Aim: Search the data for the word "structured" and copy every line that contains it.

Given data:
((
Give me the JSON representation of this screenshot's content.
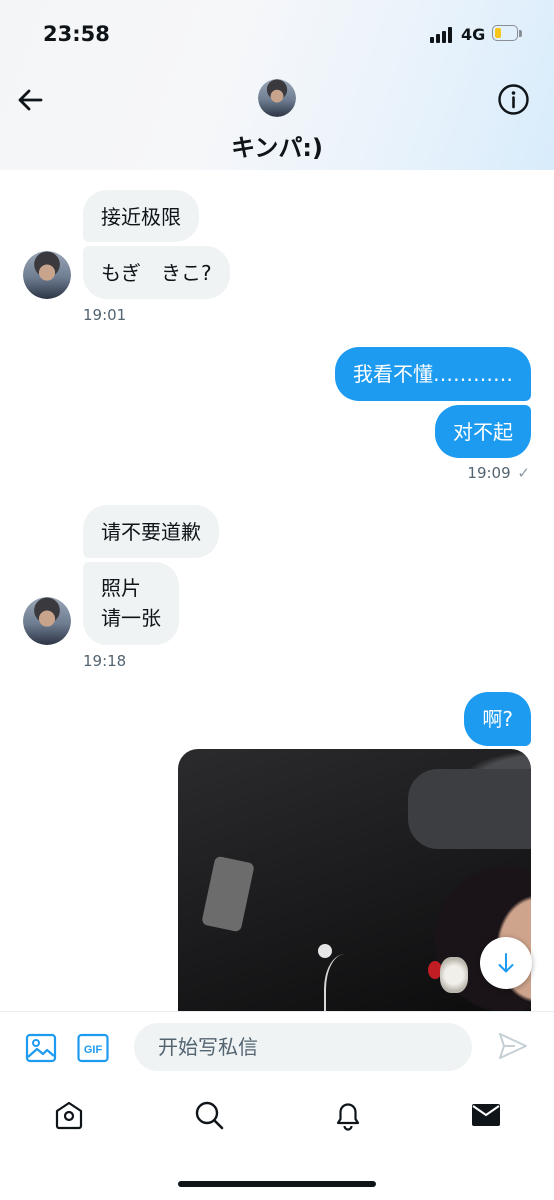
{
  "status_bar": {
    "time": "23:58",
    "network": "4G",
    "battery_color": "#f5c518"
  },
  "header": {
    "name": "キンパ:)",
    "back_icon": "arrow-left-icon",
    "info_icon": "info-icon"
  },
  "messages": [
    {
      "id": "m1",
      "direction": "incoming",
      "text": "接近极限"
    },
    {
      "id": "m2",
      "direction": "incoming",
      "text": "もぎ　きこ?"
    },
    {
      "id": "m3",
      "direction": "outgoing",
      "text": "我看不懂…………"
    },
    {
      "id": "m4",
      "direction": "outgoing",
      "text": "对不起"
    },
    {
      "id": "m5",
      "direction": "incoming",
      "text": "请不要道歉"
    },
    {
      "id": "m6",
      "direction": "incoming",
      "text_line1": "照片",
      "text_line2": "请一张"
    },
    {
      "id": "m7",
      "direction": "outgoing",
      "text": "啊?"
    },
    {
      "id": "m8",
      "direction": "outgoing",
      "type": "photo"
    }
  ],
  "timestamps": {
    "t1": "19:01",
    "t2": "19:09",
    "t2_status": "✓",
    "t3": "19:18"
  },
  "composer": {
    "placeholder": "开始写私信",
    "gif_label": "GIF"
  },
  "tabbar": {
    "items": [
      "home-icon",
      "search-icon",
      "bell-icon",
      "mail-icon"
    ],
    "active": "mail-icon"
  },
  "colors": {
    "accent": "#1d9bf0",
    "incoming_bubble": "#eff3f4",
    "text": "#0f1419",
    "muted": "#536471"
  }
}
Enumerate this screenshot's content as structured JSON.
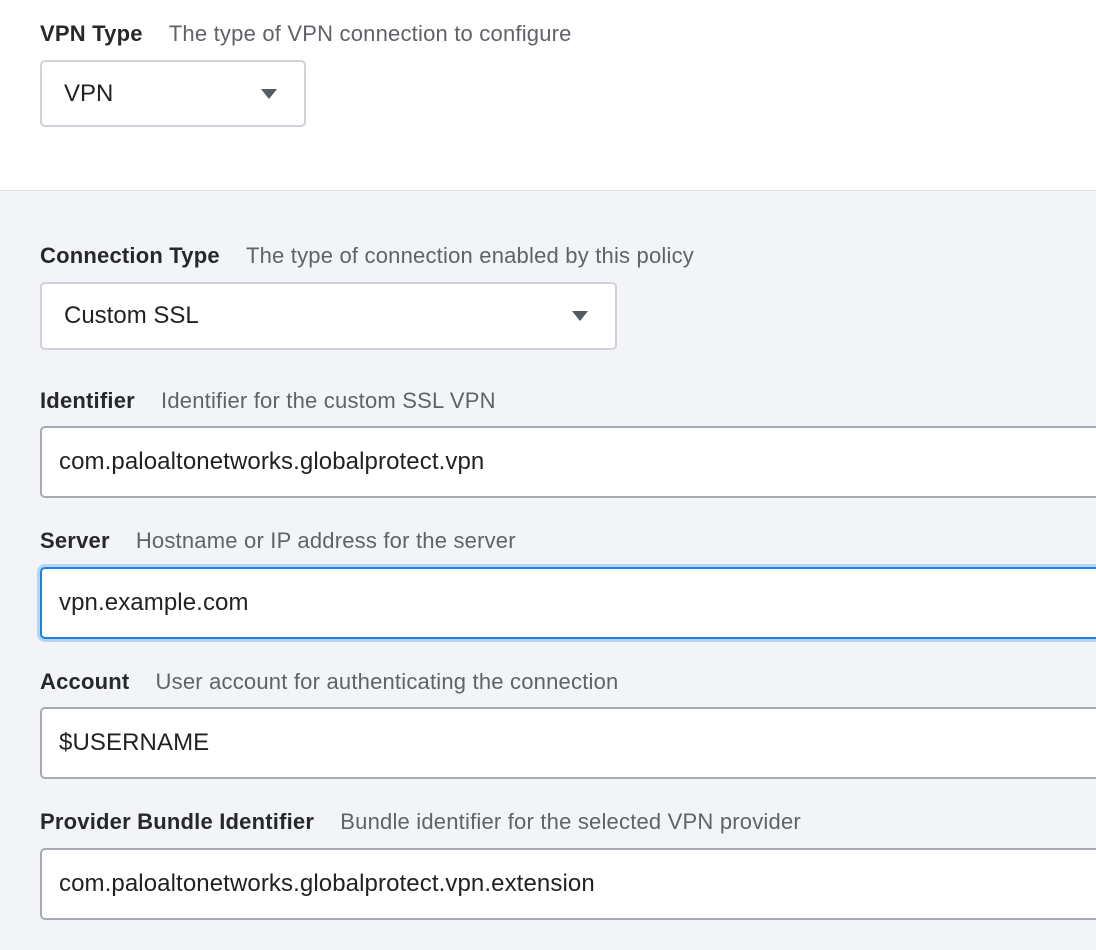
{
  "vpn_type": {
    "label": "VPN Type",
    "description": "The type of VPN connection to configure",
    "selected": "VPN"
  },
  "connection_type": {
    "label": "Connection Type",
    "description": "The type of connection enabled by this policy",
    "selected": "Custom SSL"
  },
  "identifier": {
    "label": "Identifier",
    "description": "Identifier for the custom SSL VPN",
    "value": "com.paloaltonetworks.globalprotect.vpn"
  },
  "server": {
    "label": "Server",
    "description": "Hostname or IP address for the server",
    "value": "vpn.example.com"
  },
  "account": {
    "label": "Account",
    "description": "User account for authenticating the connection",
    "value": "$USERNAME"
  },
  "provider_bundle": {
    "label": "Provider Bundle Identifier",
    "description": "Bundle identifier for the selected VPN provider",
    "value": "com.paloaltonetworks.globalprotect.vpn.extension"
  },
  "colors": {
    "focus_ring": "#1c82e8",
    "panel_background": "#f3f4f7",
    "top_background": "#ffffff"
  },
  "icons": {
    "dropdown": "chevron-down-icon"
  }
}
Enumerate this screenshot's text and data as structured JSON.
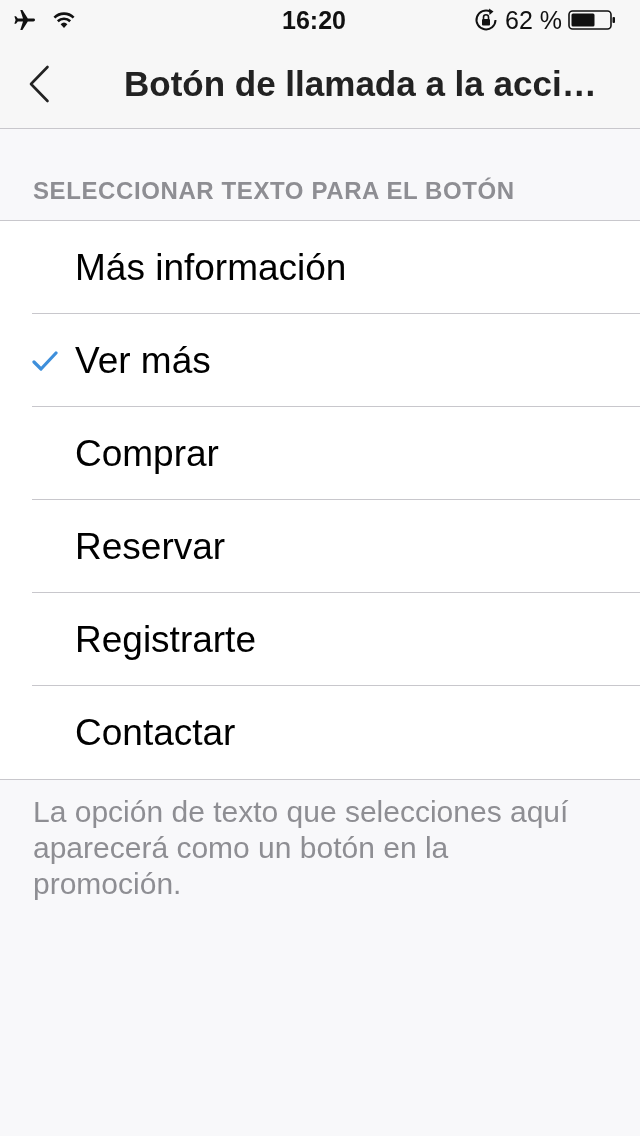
{
  "status_bar": {
    "time": "16:20",
    "battery_percent": "62 %"
  },
  "nav_bar": {
    "title": "Botón de llamada a la acci…"
  },
  "section": {
    "header": "SELECCIONAR TEXTO PARA EL BOTÓN",
    "options": [
      {
        "label": "Más información",
        "selected": false
      },
      {
        "label": "Ver más",
        "selected": true
      },
      {
        "label": "Comprar",
        "selected": false
      },
      {
        "label": "Reservar",
        "selected": false
      },
      {
        "label": "Registrarte",
        "selected": false
      },
      {
        "label": "Contactar",
        "selected": false
      }
    ],
    "footer": "La opción de texto que selecciones aquí aparecerá como un botón en la promoción."
  }
}
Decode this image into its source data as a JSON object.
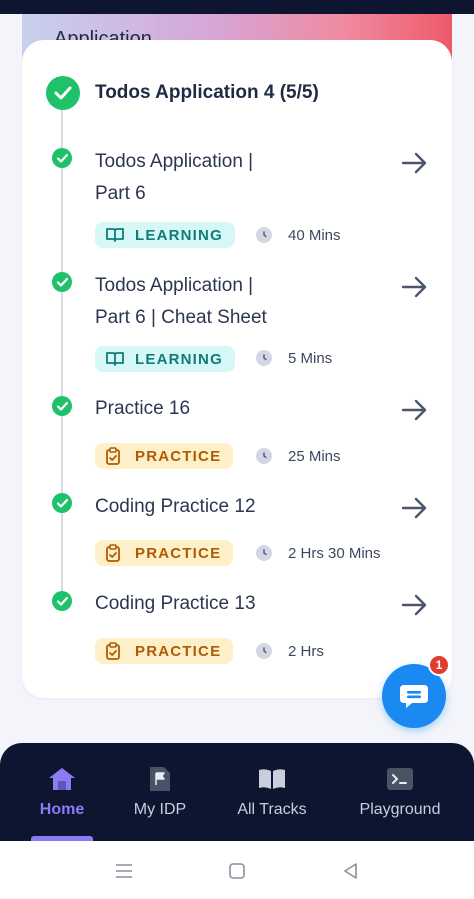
{
  "hero": {
    "title": "Application"
  },
  "module": {
    "title": "Todos Application 4 (5/5)"
  },
  "items": [
    {
      "title_line1": "Todos Application |",
      "title_line2": "Part 6",
      "type": "LEARNING",
      "duration": "40 Mins"
    },
    {
      "title_line1": "Todos Application |",
      "title_line2": "Part 6 | Cheat Sheet",
      "type": "LEARNING",
      "duration": "5 Mins"
    },
    {
      "title_line1": "Practice 16",
      "title_line2": "",
      "type": "PRACTICE",
      "duration": "25 Mins"
    },
    {
      "title_line1": "Coding Practice 12",
      "title_line2": "",
      "type": "PRACTICE",
      "duration": "2 Hrs 30 Mins"
    },
    {
      "title_line1": "Coding Practice 13",
      "title_line2": "",
      "type": "PRACTICE",
      "duration": "2 Hrs"
    }
  ],
  "chat": {
    "badge_count": "1",
    "icon": "chat-bubble-icon"
  },
  "nav": {
    "home": "Home",
    "idp": "My IDP",
    "tracks": "All Tracks",
    "playground": "Playground"
  },
  "colors": {
    "success": "#1fc16b",
    "accent": "#8b7cf6",
    "nav_bg": "#0d1530",
    "fab": "#1a8af2",
    "learning_bg": "#d5f7f5",
    "learning_fg": "#0f7c7a",
    "practice_bg": "#fdf0c8",
    "practice_fg": "#b05a05"
  }
}
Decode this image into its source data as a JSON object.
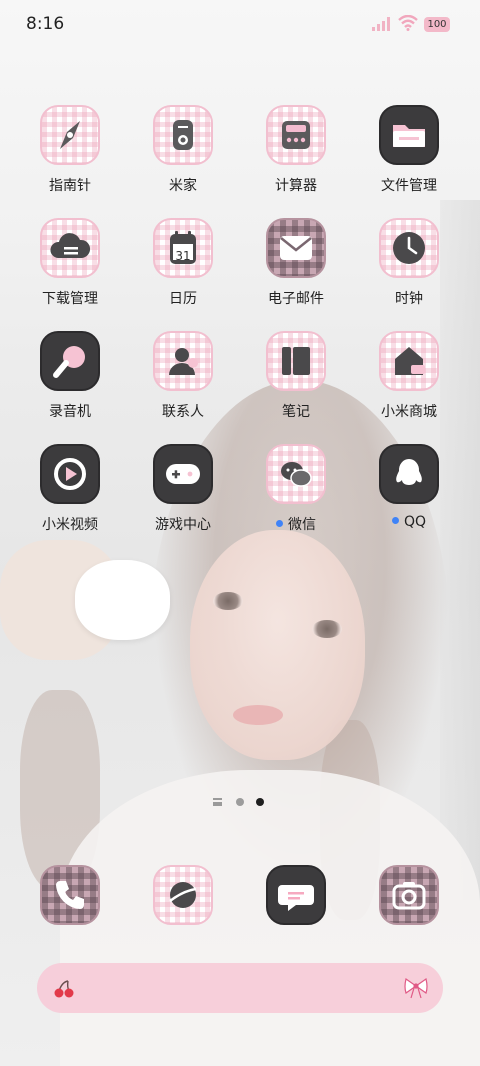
{
  "status_bar": {
    "time": "8:16",
    "battery": "100"
  },
  "apps_row1": [
    {
      "label": "指南针",
      "icon": "compass-icon"
    },
    {
      "label": "米家",
      "icon": "mijia-icon"
    },
    {
      "label": "计算器",
      "icon": "calculator-icon"
    },
    {
      "label": "文件管理",
      "icon": "folder-icon"
    }
  ],
  "apps_row2": [
    {
      "label": "下载管理",
      "icon": "cloud-download-icon"
    },
    {
      "label": "日历",
      "icon": "calendar-icon",
      "date": "31"
    },
    {
      "label": "电子邮件",
      "icon": "mail-icon"
    },
    {
      "label": "时钟",
      "icon": "clock-icon"
    }
  ],
  "apps_row3": [
    {
      "label": "录音机",
      "icon": "recorder-icon"
    },
    {
      "label": "联系人",
      "icon": "contacts-icon"
    },
    {
      "label": "笔记",
      "icon": "notes-icon"
    },
    {
      "label": "小米商城",
      "icon": "store-icon"
    }
  ],
  "apps_row4": [
    {
      "label": "小米视频",
      "icon": "video-play-icon"
    },
    {
      "label": "游戏中心",
      "icon": "gamepad-icon"
    },
    {
      "label": "微信",
      "icon": "wechat-icon",
      "new_dot": true
    },
    {
      "label": "QQ",
      "icon": "qq-icon",
      "new_dot": true
    }
  ],
  "dock": [
    {
      "icon": "phone-icon"
    },
    {
      "icon": "browser-icon"
    },
    {
      "icon": "message-icon"
    },
    {
      "icon": "camera-icon"
    }
  ],
  "colors": {
    "accent_pink": "#f7c8d6",
    "dark_icon": "#3c3b3d",
    "notify_dot": "#3f83f7"
  }
}
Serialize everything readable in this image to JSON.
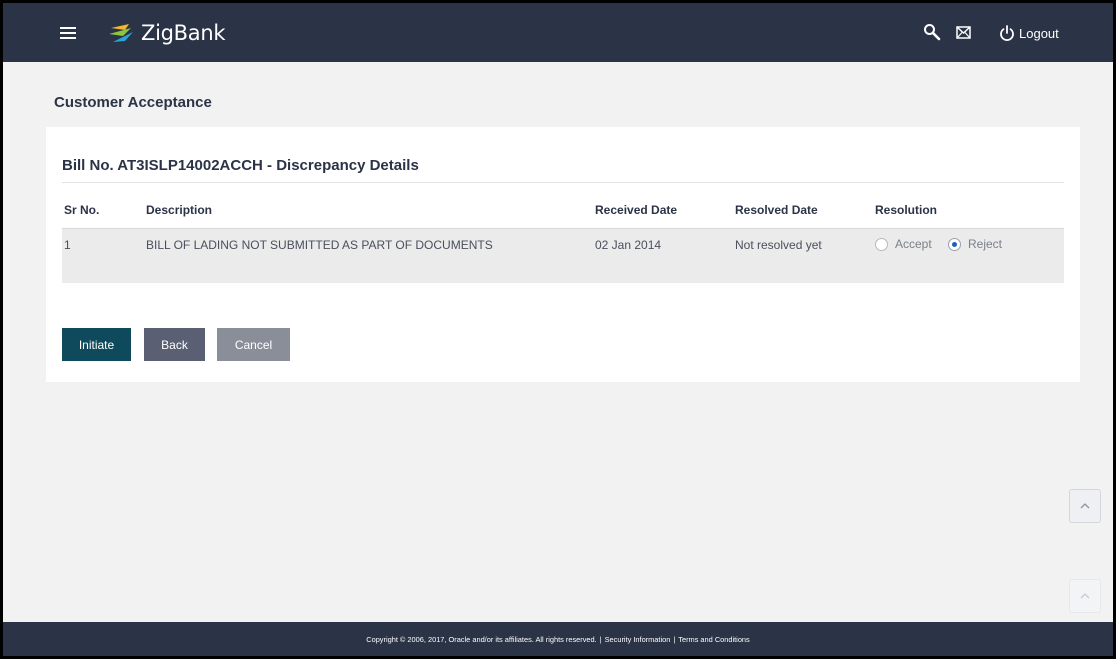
{
  "header": {
    "brand_name": "ZigBank",
    "logout_label": "Logout",
    "icons": [
      "menu-icon",
      "search-icon",
      "mail-icon",
      "power-icon"
    ]
  },
  "page": {
    "title": "Customer Acceptance"
  },
  "bill": {
    "title": "Bill No. AT3ISLP14002ACCH - Discrepancy Details",
    "columns": [
      "Sr No.",
      "Description",
      "Received Date",
      "Resolved Date",
      "Resolution"
    ],
    "rows": [
      {
        "sr_no": "1",
        "description": "BILL OF LADING NOT SUBMITTED AS PART OF DOCUMENTS",
        "received_date": "02 Jan 2014",
        "resolved_date": "Not resolved yet",
        "resolution_options": [
          "Accept",
          "Reject"
        ],
        "resolution_selected": "Reject"
      }
    ]
  },
  "actions": {
    "initiate_label": "Initiate",
    "back_label": "Back",
    "cancel_label": "Cancel"
  },
  "footer": {
    "copyright": "Copyright © 2006, 2017, Oracle and/or its affiliates. All rights reserved.",
    "separator": "|",
    "security_link": "Security Information",
    "terms_link": "Terms and Conditions"
  },
  "colors": {
    "header_bg": "#2b3346",
    "initiate_bg": "#0f4a5c",
    "back_bg": "#5a5f73",
    "cancel_bg": "#8a8e99",
    "radio_selected": "#1f5fbf"
  }
}
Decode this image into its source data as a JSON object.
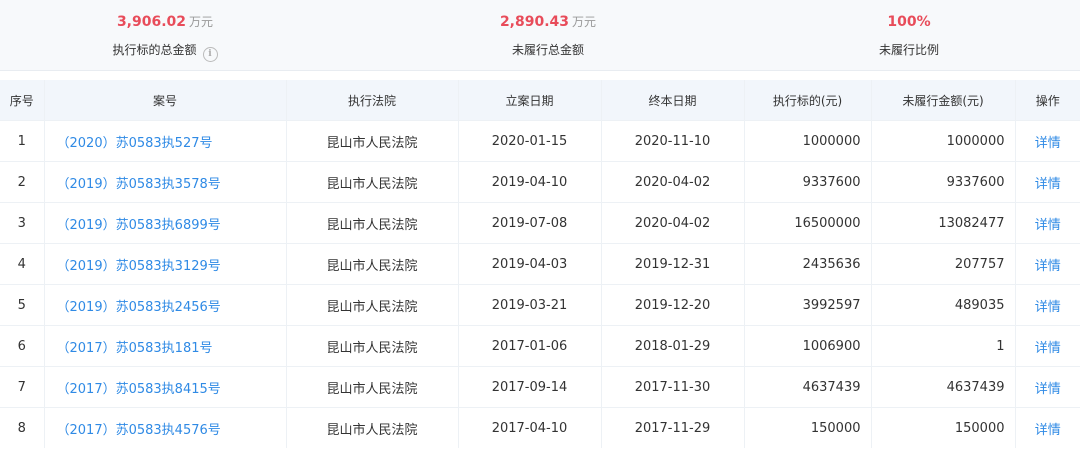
{
  "summary": {
    "total_amount": {
      "value": "3,906.02",
      "unit": "万元",
      "label": "执行标的总金额"
    },
    "unpaid_amount": {
      "value": "2,890.43",
      "unit": "万元",
      "label": "未履行总金额"
    },
    "unpaid_ratio": {
      "value": "100%",
      "label": "未履行比例"
    }
  },
  "icons": {
    "info": "info-circle-icon"
  },
  "colors": {
    "accent_red": "#e84c5a",
    "link_blue": "#2f8ae5",
    "header_bg": "#f2f6fb"
  },
  "table": {
    "headers": [
      "序号",
      "案号",
      "执行法院",
      "立案日期",
      "终本日期",
      "执行标的(元)",
      "未履行金额(元)",
      "操作"
    ],
    "rows": [
      {
        "index": "1",
        "case_no": "（2020）苏0583执527号",
        "court": "昆山市人民法院",
        "filed": "2020-01-15",
        "closed": "2020-11-10",
        "target": "1000000",
        "unpaid": "1000000",
        "action": "详情"
      },
      {
        "index": "2",
        "case_no": "（2019）苏0583执3578号",
        "court": "昆山市人民法院",
        "filed": "2019-04-10",
        "closed": "2020-04-02",
        "target": "9337600",
        "unpaid": "9337600",
        "action": "详情"
      },
      {
        "index": "3",
        "case_no": "（2019）苏0583执6899号",
        "court": "昆山市人民法院",
        "filed": "2019-07-08",
        "closed": "2020-04-02",
        "target": "16500000",
        "unpaid": "13082477",
        "action": "详情"
      },
      {
        "index": "4",
        "case_no": "（2019）苏0583执3129号",
        "court": "昆山市人民法院",
        "filed": "2019-04-03",
        "closed": "2019-12-31",
        "target": "2435636",
        "unpaid": "207757",
        "action": "详情"
      },
      {
        "index": "5",
        "case_no": "（2019）苏0583执2456号",
        "court": "昆山市人民法院",
        "filed": "2019-03-21",
        "closed": "2019-12-20",
        "target": "3992597",
        "unpaid": "489035",
        "action": "详情"
      },
      {
        "index": "6",
        "case_no": "（2017）苏0583执181号",
        "court": "昆山市人民法院",
        "filed": "2017-01-06",
        "closed": "2018-01-29",
        "target": "1006900",
        "unpaid": "1",
        "action": "详情"
      },
      {
        "index": "7",
        "case_no": "（2017）苏0583执8415号",
        "court": "昆山市人民法院",
        "filed": "2017-09-14",
        "closed": "2017-11-30",
        "target": "4637439",
        "unpaid": "4637439",
        "action": "详情"
      },
      {
        "index": "8",
        "case_no": "（2017）苏0583执4576号",
        "court": "昆山市人民法院",
        "filed": "2017-04-10",
        "closed": "2017-11-29",
        "target": "150000",
        "unpaid": "150000",
        "action": "详情"
      }
    ]
  }
}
))
Response to this task:
Enumerate this screenshot's content as structured JSON.
Enumerate this screenshot's text and data as structured JSON.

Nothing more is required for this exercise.